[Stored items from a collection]
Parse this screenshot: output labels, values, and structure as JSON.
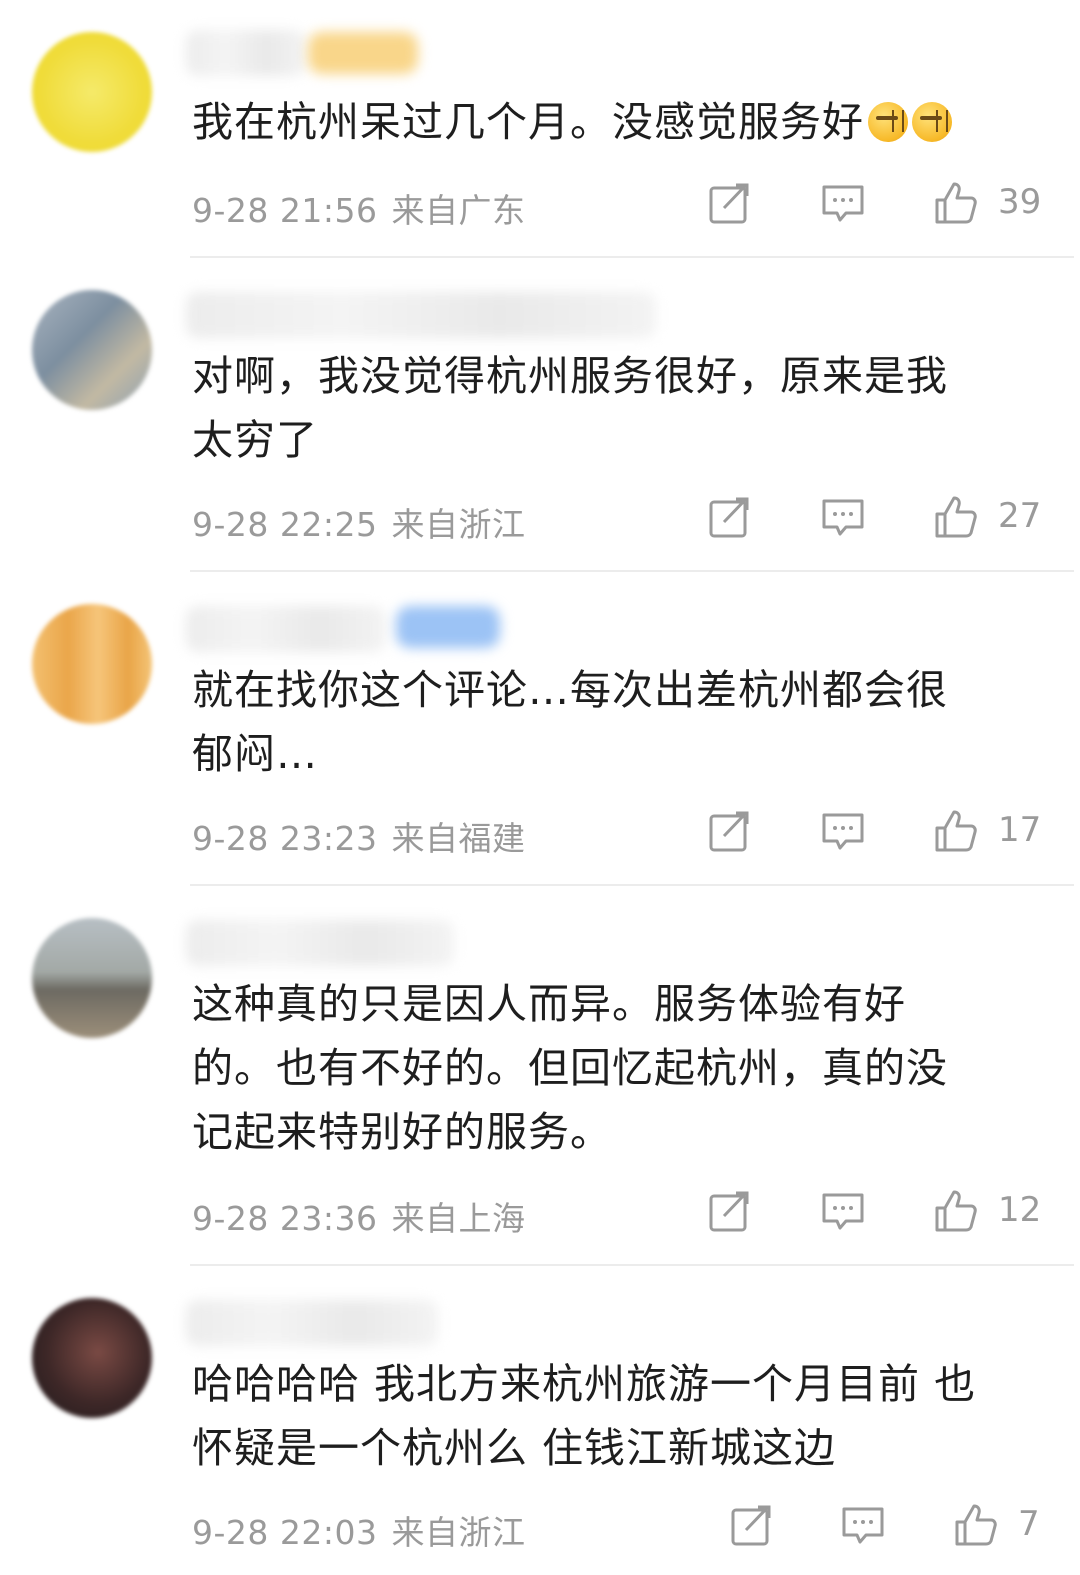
{
  "comments": [
    {
      "text": "我在杭州呆过几个月。没感觉服务好",
      "date": "9-28 21:56",
      "location": "来自广东",
      "likes": "39",
      "emoji_icons": [
        "smirk-emoji-icon",
        "smirk-emoji-icon"
      ],
      "avatar_color": "#f2e04a"
    },
    {
      "text": "对啊，我没觉得杭州服务很好，原来是我\n太穷了",
      "date": "9-28 22:25",
      "location": "来自浙江",
      "likes": "27",
      "avatar_color": "#8c9fb3"
    },
    {
      "text": "就在找你这个评论…每次出差杭州都会很\n郁闷…",
      "date": "9-28 23:23",
      "location": "来自福建",
      "likes": "17",
      "avatar_color": "#f0b25a"
    },
    {
      "text": "这种真的只是因人而异。服务体验有好\n的。也有不好的。但回忆起杭州，真的没\n记起来特别好的服务。",
      "date": "9-28 23:36",
      "location": "来自上海",
      "likes": "12",
      "avatar_color": "#8a8f8c"
    },
    {
      "text": "哈哈哈哈 我北方来杭州旅游一个月目前 也\n怀疑是一个杭州么 住钱江新城这边",
      "date": "9-28 22:03",
      "location": "来自浙江",
      "likes": "7",
      "avatar_color": "#3b2a2a"
    }
  ],
  "icons": {
    "repost": "repost-icon",
    "comment": "comment-icon",
    "like": "thumbs-up-icon"
  },
  "colors": {
    "text": "#1e1e1e",
    "meta": "#9a9a9a",
    "divider": "#ececec"
  }
}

**What the task requires:** Transcribe the listing in full. Omit the pictures and keep every line exact.

**Task answer:**
Parse this screenshot: output labels, values, and structure as JSON.
{
  "comments": [
    {
      "text": "我在杭州呆过几个月。没感觉服务好",
      "date": "9-28 21:56",
      "location": "来自广东",
      "likes": "39",
      "emoji_icons": [
        "smirk-emoji-icon",
        "smirk-emoji-icon"
      ],
      "avatar_color": "#f2e04a"
    },
    {
      "text": "对啊，我没觉得杭州服务很好，原来是我\n太穷了",
      "date": "9-28 22:25",
      "location": "来自浙江",
      "likes": "27",
      "avatar_color": "#8c9fb3"
    },
    {
      "text": "就在找你这个评论…每次出差杭州都会很\n郁闷…",
      "date": "9-28 23:23",
      "location": "来自福建",
      "likes": "17",
      "avatar_color": "#f0b25a"
    },
    {
      "text": "这种真的只是因人而异。服务体验有好\n的。也有不好的。但回忆起杭州，真的没\n记起来特别好的服务。",
      "date": "9-28 23:36",
      "location": "来自上海",
      "likes": "12",
      "avatar_color": "#8a8f8c"
    },
    {
      "text": "哈哈哈哈 我北方来杭州旅游一个月目前 也\n怀疑是一个杭州么 住钱江新城这边",
      "date": "9-28 22:03",
      "location": "来自浙江",
      "likes": "7",
      "avatar_color": "#3b2a2a"
    }
  ],
  "icons": {
    "repost": "repost-icon",
    "comment": "comment-icon",
    "like": "thumbs-up-icon"
  },
  "colors": {
    "text": "#1e1e1e",
    "meta": "#9a9a9a",
    "divider": "#ececec"
  }
}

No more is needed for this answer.